__Given request__.
All lines in the data bearing the string "してください" should be identified and copied.

Data entries

*-*-*

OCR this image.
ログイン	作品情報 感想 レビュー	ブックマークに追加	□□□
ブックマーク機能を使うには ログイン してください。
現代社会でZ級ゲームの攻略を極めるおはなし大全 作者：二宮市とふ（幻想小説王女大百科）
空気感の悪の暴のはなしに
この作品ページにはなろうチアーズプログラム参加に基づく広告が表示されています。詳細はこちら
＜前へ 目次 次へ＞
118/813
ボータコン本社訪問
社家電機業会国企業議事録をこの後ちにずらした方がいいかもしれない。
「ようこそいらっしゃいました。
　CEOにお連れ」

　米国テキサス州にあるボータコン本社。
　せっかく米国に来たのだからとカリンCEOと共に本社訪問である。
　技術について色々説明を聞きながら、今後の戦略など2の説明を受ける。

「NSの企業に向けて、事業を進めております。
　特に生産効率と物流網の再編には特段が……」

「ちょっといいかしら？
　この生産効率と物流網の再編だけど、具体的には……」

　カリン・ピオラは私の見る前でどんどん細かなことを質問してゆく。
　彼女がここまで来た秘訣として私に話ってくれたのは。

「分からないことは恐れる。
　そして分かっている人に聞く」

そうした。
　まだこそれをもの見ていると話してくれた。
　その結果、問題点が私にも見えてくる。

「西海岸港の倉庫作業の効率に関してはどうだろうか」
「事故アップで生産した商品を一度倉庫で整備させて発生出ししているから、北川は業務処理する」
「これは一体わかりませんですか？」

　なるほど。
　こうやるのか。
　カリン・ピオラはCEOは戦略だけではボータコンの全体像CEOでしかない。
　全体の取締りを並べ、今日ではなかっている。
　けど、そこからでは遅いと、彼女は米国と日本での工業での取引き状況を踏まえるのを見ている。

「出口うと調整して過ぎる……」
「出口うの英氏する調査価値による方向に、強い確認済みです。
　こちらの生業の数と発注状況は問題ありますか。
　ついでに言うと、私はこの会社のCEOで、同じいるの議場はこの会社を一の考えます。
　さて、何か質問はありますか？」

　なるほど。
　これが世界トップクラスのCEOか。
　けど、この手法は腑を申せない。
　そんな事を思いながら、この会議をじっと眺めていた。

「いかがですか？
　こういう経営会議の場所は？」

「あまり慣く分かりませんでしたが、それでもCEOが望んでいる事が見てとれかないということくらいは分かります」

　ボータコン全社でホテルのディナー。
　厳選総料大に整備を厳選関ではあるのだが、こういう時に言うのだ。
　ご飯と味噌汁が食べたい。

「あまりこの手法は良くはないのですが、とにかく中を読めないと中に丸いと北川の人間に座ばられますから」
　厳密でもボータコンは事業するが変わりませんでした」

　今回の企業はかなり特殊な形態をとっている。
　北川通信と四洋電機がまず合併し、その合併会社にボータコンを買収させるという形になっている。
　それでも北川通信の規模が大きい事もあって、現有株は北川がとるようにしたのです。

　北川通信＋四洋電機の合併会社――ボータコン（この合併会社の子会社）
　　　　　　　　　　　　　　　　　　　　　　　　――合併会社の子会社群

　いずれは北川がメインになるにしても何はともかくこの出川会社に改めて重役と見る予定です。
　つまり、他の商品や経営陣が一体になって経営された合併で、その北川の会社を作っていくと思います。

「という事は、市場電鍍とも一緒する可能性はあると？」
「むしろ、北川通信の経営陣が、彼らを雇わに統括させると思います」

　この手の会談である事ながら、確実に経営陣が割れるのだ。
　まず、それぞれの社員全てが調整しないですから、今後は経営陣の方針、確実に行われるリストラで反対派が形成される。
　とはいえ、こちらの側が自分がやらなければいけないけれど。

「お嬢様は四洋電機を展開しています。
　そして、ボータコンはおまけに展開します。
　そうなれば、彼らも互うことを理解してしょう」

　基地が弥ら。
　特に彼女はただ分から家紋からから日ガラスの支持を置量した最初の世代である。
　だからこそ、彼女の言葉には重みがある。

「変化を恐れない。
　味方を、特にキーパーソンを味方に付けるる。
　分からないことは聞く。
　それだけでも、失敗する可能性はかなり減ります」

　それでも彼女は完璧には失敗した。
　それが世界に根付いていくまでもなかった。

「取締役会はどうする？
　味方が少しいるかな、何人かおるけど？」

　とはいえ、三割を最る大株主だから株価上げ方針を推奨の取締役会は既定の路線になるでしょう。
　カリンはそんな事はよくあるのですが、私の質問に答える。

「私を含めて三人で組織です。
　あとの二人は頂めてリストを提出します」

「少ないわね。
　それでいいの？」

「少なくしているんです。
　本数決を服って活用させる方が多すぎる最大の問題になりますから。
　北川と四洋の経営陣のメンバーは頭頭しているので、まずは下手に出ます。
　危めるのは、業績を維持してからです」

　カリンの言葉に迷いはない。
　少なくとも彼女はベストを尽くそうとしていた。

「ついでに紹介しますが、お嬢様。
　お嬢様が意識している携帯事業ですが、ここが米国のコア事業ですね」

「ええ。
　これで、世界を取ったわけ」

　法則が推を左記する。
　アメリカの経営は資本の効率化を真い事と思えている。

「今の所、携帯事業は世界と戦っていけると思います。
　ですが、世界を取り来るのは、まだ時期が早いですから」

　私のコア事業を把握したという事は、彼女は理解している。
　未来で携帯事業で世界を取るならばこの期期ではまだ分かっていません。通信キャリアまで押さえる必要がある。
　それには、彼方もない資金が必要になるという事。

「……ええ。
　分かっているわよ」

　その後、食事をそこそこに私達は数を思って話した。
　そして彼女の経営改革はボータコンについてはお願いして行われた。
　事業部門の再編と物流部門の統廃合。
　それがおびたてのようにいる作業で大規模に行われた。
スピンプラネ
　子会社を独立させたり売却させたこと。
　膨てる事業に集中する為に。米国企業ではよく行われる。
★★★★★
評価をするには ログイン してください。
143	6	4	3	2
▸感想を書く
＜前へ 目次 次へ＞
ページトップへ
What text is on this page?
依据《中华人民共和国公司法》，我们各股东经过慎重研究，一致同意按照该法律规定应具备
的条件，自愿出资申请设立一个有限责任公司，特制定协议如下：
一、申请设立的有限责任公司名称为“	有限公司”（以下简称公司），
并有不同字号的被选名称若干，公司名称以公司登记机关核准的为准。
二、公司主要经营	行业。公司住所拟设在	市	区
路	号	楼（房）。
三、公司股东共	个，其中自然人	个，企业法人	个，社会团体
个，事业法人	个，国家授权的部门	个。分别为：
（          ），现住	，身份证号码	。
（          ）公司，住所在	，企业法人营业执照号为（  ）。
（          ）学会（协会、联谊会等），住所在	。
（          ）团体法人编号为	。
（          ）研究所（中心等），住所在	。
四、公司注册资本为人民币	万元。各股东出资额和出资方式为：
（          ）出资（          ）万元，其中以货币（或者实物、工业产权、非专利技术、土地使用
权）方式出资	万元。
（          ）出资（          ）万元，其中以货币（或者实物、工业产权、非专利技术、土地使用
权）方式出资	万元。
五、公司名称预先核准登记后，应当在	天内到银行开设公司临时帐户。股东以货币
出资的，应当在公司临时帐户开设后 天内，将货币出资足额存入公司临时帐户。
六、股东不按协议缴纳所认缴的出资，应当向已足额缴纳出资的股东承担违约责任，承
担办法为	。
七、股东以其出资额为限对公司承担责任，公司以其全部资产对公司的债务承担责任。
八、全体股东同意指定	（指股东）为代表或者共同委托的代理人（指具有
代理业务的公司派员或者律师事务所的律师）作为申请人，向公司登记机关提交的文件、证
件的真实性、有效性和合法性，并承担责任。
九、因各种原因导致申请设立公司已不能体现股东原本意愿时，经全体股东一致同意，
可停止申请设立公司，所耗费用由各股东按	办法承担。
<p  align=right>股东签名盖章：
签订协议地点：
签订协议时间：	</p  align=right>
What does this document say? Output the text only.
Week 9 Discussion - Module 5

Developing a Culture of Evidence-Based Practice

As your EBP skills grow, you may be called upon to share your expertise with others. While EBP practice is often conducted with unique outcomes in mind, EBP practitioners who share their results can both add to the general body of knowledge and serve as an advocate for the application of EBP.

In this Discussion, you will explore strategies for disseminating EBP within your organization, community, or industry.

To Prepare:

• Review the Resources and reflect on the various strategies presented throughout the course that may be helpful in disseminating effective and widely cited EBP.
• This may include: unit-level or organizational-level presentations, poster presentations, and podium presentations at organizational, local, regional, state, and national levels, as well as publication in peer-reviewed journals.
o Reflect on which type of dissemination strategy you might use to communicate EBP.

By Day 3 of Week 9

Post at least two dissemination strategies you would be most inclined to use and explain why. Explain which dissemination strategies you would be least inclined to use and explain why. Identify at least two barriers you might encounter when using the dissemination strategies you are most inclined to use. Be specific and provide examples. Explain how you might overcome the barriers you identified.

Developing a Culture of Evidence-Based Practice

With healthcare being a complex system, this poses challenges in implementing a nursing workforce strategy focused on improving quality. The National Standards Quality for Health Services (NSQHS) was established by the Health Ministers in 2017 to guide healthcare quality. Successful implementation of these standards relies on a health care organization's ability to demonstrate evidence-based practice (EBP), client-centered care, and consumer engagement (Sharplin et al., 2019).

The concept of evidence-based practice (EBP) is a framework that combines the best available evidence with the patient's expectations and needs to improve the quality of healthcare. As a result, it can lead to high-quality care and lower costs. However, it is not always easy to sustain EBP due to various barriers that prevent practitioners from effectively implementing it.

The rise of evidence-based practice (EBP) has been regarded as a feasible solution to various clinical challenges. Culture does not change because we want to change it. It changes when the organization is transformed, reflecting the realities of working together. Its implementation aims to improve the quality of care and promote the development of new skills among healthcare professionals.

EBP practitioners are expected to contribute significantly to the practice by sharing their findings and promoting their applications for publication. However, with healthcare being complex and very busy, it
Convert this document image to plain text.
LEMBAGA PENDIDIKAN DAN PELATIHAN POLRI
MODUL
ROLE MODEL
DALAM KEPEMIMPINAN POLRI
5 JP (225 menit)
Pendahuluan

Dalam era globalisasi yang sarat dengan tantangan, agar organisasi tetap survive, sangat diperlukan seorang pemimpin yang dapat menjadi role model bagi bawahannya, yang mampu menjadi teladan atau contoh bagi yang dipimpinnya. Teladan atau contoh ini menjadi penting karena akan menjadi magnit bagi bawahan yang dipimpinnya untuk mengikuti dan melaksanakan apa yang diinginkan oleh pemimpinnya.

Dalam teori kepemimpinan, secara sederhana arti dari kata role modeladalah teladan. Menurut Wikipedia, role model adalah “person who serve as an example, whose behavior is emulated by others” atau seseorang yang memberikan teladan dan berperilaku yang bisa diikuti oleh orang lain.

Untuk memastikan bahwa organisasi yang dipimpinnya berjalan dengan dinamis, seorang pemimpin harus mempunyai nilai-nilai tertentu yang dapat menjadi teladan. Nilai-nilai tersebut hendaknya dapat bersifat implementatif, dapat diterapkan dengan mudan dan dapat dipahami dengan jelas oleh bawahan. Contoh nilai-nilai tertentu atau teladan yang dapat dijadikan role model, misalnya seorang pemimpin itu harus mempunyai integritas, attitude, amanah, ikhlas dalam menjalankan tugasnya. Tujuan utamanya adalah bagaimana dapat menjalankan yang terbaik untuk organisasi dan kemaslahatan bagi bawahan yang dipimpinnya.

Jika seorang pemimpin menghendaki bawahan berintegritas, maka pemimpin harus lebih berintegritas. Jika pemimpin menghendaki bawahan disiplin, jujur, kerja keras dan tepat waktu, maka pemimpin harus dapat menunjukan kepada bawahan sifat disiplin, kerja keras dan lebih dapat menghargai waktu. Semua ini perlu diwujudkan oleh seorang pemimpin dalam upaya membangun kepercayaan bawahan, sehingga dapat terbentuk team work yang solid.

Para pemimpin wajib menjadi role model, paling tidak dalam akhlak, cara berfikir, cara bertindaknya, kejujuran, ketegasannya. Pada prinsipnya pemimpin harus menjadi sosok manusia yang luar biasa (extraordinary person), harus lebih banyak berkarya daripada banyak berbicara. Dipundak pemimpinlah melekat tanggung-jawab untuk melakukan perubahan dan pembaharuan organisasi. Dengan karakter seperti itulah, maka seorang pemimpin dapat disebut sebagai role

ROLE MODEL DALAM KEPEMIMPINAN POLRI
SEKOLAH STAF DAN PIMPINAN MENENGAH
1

*-*-*

__Exercise result__.
ブックマーク機能を使うには ログイン してください。
評価をするには ログイン してください。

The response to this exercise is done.